Records from a data source
----
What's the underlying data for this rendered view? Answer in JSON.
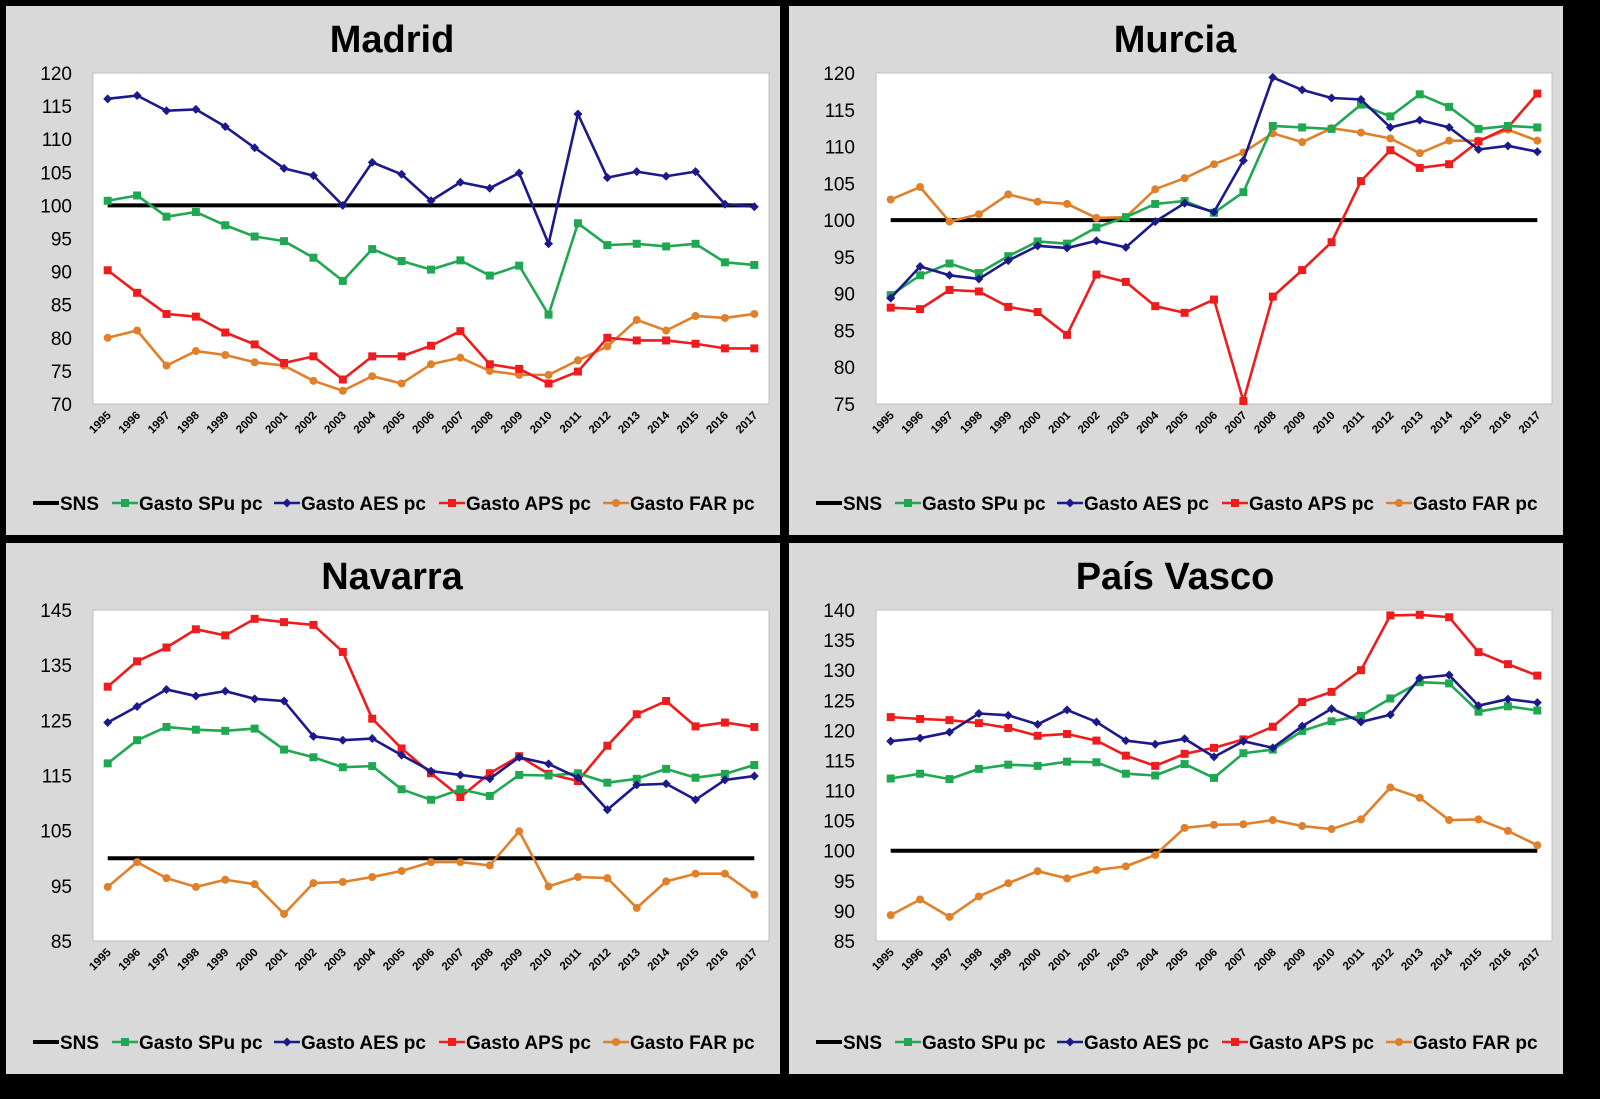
{
  "colors": {
    "SNS": "#000000",
    "SPu": "#1fa851",
    "AES": "#1c1a8a",
    "APS": "#ee1c1c",
    "FAR": "#e0802a",
    "panel_bg": "#d9d9d9",
    "plot_bg": "#ffffff"
  },
  "legend": [
    "SNS",
    "Gasto SPu pc",
    "Gasto AES pc",
    "Gasto APS pc",
    "Gasto FAR pc"
  ],
  "chart_data": [
    {
      "type": "line",
      "title": "Madrid",
      "x": [
        "1995",
        "1996",
        "1997",
        "1998",
        "1999",
        "2000",
        "2001",
        "2002",
        "2003",
        "2004",
        "2005",
        "2006",
        "2007",
        "2008",
        "2009",
        "2010",
        "2011",
        "2012",
        "2013",
        "2014",
        "2015",
        "2016",
        "2017"
      ],
      "ylim": [
        70,
        120
      ],
      "yticks": [
        "70",
        "75",
        "80",
        "85",
        "90",
        "95",
        "100",
        "105",
        "110",
        "115",
        "120"
      ],
      "series": [
        {
          "name": "SNS",
          "values": [
            100,
            100,
            100,
            100,
            100,
            100,
            100,
            100,
            100,
            100,
            100,
            100,
            100,
            100,
            100,
            100,
            100,
            100,
            100,
            100,
            100,
            100,
            100
          ]
        },
        {
          "name": "Gasto SPu pc",
          "values": [
            100.7,
            101.5,
            98.3,
            99.0,
            97.0,
            95.3,
            94.6,
            92.1,
            88.6,
            93.4,
            91.6,
            90.3,
            91.7,
            89.4,
            90.9,
            83.5,
            97.3,
            94.0,
            94.2,
            93.8,
            94.2,
            91.4,
            91.0
          ]
        },
        {
          "name": "Gasto AES pc",
          "values": [
            116.1,
            116.6,
            114.3,
            114.5,
            111.9,
            108.7,
            105.6,
            104.5,
            100.0,
            106.5,
            104.7,
            100.7,
            103.5,
            102.6,
            104.9,
            94.2,
            113.8,
            104.2,
            105.1,
            104.4,
            105.1,
            100.2,
            99.8
          ]
        },
        {
          "name": "Gasto APS pc",
          "values": [
            90.2,
            86.8,
            83.6,
            83.2,
            80.8,
            79.0,
            76.2,
            77.2,
            73.7,
            77.2,
            77.2,
            78.8,
            81.0,
            76.0,
            75.3,
            73.1,
            74.9,
            80.0,
            79.6,
            79.6,
            79.1,
            78.4,
            78.4
          ]
        },
        {
          "name": "Gasto FAR pc",
          "values": [
            80.0,
            81.1,
            75.8,
            78.0,
            77.4,
            76.3,
            75.8,
            73.5,
            72.0,
            74.2,
            73.1,
            76.0,
            77.0,
            75.0,
            74.4,
            74.4,
            76.6,
            78.7,
            82.7,
            81.1,
            83.3,
            83.0,
            83.6
          ]
        }
      ]
    },
    {
      "type": "line",
      "title": "Murcia",
      "x": [
        "1995",
        "1996",
        "1997",
        "1998",
        "1999",
        "2000",
        "2001",
        "2002",
        "2003",
        "2004",
        "2005",
        "2006",
        "2007",
        "2008",
        "2009",
        "2010",
        "2011",
        "2012",
        "2013",
        "2014",
        "2015",
        "2016",
        "2017"
      ],
      "ylim": [
        75,
        120
      ],
      "yticks": [
        "75",
        "80",
        "85",
        "90",
        "95",
        "100",
        "105",
        "110",
        "115",
        "120"
      ],
      "series": [
        {
          "name": "SNS",
          "values": [
            100,
            100,
            100,
            100,
            100,
            100,
            100,
            100,
            100,
            100,
            100,
            100,
            100,
            100,
            100,
            100,
            100,
            100,
            100,
            100,
            100,
            100,
            100
          ]
        },
        {
          "name": "Gasto SPu pc",
          "values": [
            89.8,
            92.5,
            94.1,
            92.8,
            95.1,
            97.1,
            96.8,
            99.0,
            100.4,
            102.2,
            102.6,
            101.0,
            103.8,
            112.8,
            112.6,
            112.4,
            115.7,
            114.1,
            117.1,
            115.4,
            112.4,
            112.8,
            112.6
          ]
        },
        {
          "name": "Gasto AES pc",
          "values": [
            89.4,
            93.7,
            92.5,
            92.0,
            94.5,
            96.5,
            96.2,
            97.2,
            96.3,
            99.8,
            102.3,
            101.1,
            108.1,
            119.4,
            117.7,
            116.6,
            116.4,
            112.6,
            113.6,
            112.6,
            109.6,
            110.1,
            109.3
          ]
        },
        {
          "name": "Gasto APS pc",
          "values": [
            88.1,
            87.9,
            90.5,
            90.3,
            88.2,
            87.5,
            84.4,
            92.6,
            91.6,
            88.3,
            87.4,
            89.2,
            75.4,
            89.6,
            93.2,
            97.0,
            105.3,
            109.5,
            107.1,
            107.6,
            110.7,
            112.6,
            117.2
          ]
        },
        {
          "name": "Gasto FAR pc",
          "values": [
            102.8,
            104.5,
            99.8,
            100.8,
            103.5,
            102.5,
            102.2,
            100.3,
            100.4,
            104.2,
            105.7,
            107.6,
            109.2,
            111.8,
            110.6,
            112.5,
            111.9,
            111.1,
            109.1,
            110.8,
            110.8,
            112.3,
            110.8
          ]
        }
      ]
    },
    {
      "type": "line",
      "title": "Navarra",
      "x": [
        "1995",
        "1996",
        "1997",
        "1998",
        "1999",
        "2000",
        "2001",
        "2002",
        "2003",
        "2004",
        "2005",
        "2006",
        "2007",
        "2008",
        "2009",
        "2010",
        "2011",
        "2012",
        "2013",
        "2014",
        "2015",
        "2016",
        "2017"
      ],
      "ylim": [
        85,
        145
      ],
      "yticks": [
        "85",
        "95",
        "105",
        "115",
        "125",
        "135",
        "145"
      ],
      "series": [
        {
          "name": "SNS",
          "values": [
            100,
            100,
            100,
            100,
            100,
            100,
            100,
            100,
            100,
            100,
            100,
            100,
            100,
            100,
            100,
            100,
            100,
            100,
            100,
            100,
            100,
            100,
            100
          ]
        },
        {
          "name": "Gasto SPu pc",
          "values": [
            117.2,
            121.4,
            123.8,
            123.3,
            123.1,
            123.5,
            119.7,
            118.3,
            116.5,
            116.7,
            112.5,
            110.6,
            112.5,
            111.3,
            115.1,
            115.0,
            115.4,
            113.7,
            114.4,
            116.2,
            114.6,
            115.3,
            116.9
          ]
        },
        {
          "name": "Gasto AES pc",
          "values": [
            124.6,
            127.5,
            130.6,
            129.4,
            130.3,
            128.9,
            128.5,
            122.1,
            121.4,
            121.7,
            118.7,
            115.8,
            115.1,
            114.4,
            118.3,
            117.1,
            114.6,
            108.8,
            113.3,
            113.5,
            110.6,
            114.2,
            114.9
          ]
        },
        {
          "name": "Gasto APS pc",
          "values": [
            131.1,
            135.7,
            138.2,
            141.5,
            140.4,
            143.4,
            142.8,
            142.3,
            137.4,
            125.3,
            119.9,
            115.4,
            111.1,
            115.4,
            118.5,
            115.3,
            114.0,
            120.4,
            126.1,
            128.5,
            123.9,
            124.6,
            123.8
          ]
        },
        {
          "name": "Gasto FAR pc",
          "values": [
            94.8,
            99.3,
            96.4,
            94.8,
            96.1,
            95.3,
            89.9,
            95.5,
            95.7,
            96.6,
            97.7,
            99.3,
            99.3,
            98.7,
            104.9,
            94.9,
            96.6,
            96.4,
            91.0,
            95.8,
            97.2,
            97.2,
            93.4
          ]
        }
      ]
    },
    {
      "type": "line",
      "title": "País Vasco",
      "x": [
        "1995",
        "1996",
        "1997",
        "1998",
        "1999",
        "2000",
        "2001",
        "2002",
        "2003",
        "2004",
        "2005",
        "2006",
        "2007",
        "2008",
        "2009",
        "2010",
        "2011",
        "2012",
        "2013",
        "2014",
        "2015",
        "2016",
        "2017"
      ],
      "ylim": [
        85,
        140
      ],
      "yticks": [
        "85",
        "90",
        "95",
        "100",
        "105",
        "110",
        "115",
        "120",
        "125",
        "130",
        "135",
        "140"
      ],
      "series": [
        {
          "name": "SNS",
          "values": [
            100,
            100,
            100,
            100,
            100,
            100,
            100,
            100,
            100,
            100,
            100,
            100,
            100,
            100,
            100,
            100,
            100,
            100,
            100,
            100,
            100,
            100,
            100
          ]
        },
        {
          "name": "Gasto SPu pc",
          "values": [
            112.0,
            112.8,
            111.9,
            113.6,
            114.3,
            114.1,
            114.8,
            114.7,
            112.8,
            112.5,
            114.4,
            112.1,
            116.2,
            116.8,
            119.9,
            121.5,
            122.4,
            125.3,
            128.0,
            127.8,
            123.1,
            124.0,
            123.3
          ]
        },
        {
          "name": "Gasto AES pc",
          "values": [
            118.2,
            118.7,
            119.7,
            122.8,
            122.5,
            121.0,
            123.4,
            121.4,
            118.3,
            117.7,
            118.6,
            115.6,
            118.2,
            117.1,
            120.7,
            123.6,
            121.4,
            122.6,
            128.7,
            129.2,
            124.1,
            125.2,
            124.6
          ]
        },
        {
          "name": "Gasto APS pc",
          "values": [
            122.2,
            121.9,
            121.7,
            121.2,
            120.4,
            119.1,
            119.4,
            118.3,
            115.8,
            114.1,
            116.1,
            117.1,
            118.5,
            120.6,
            124.7,
            126.4,
            130.0,
            139.1,
            139.2,
            138.8,
            133.0,
            131.0,
            129.1
          ]
        },
        {
          "name": "Gasto FAR pc",
          "values": [
            89.3,
            91.9,
            89.0,
            92.4,
            94.6,
            96.6,
            95.4,
            96.8,
            97.4,
            99.3,
            103.8,
            104.3,
            104.4,
            105.1,
            104.1,
            103.6,
            105.2,
            110.5,
            108.8,
            105.1,
            105.2,
            103.3,
            100.9
          ]
        }
      ]
    }
  ]
}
----
_Exercise brief_. Find the lines holding "title" and list every one.

_Output for this task_.
      "title": "Madrid",
      "title": "Murcia",
      "title": "Navarra",
      "title": "País Vasco",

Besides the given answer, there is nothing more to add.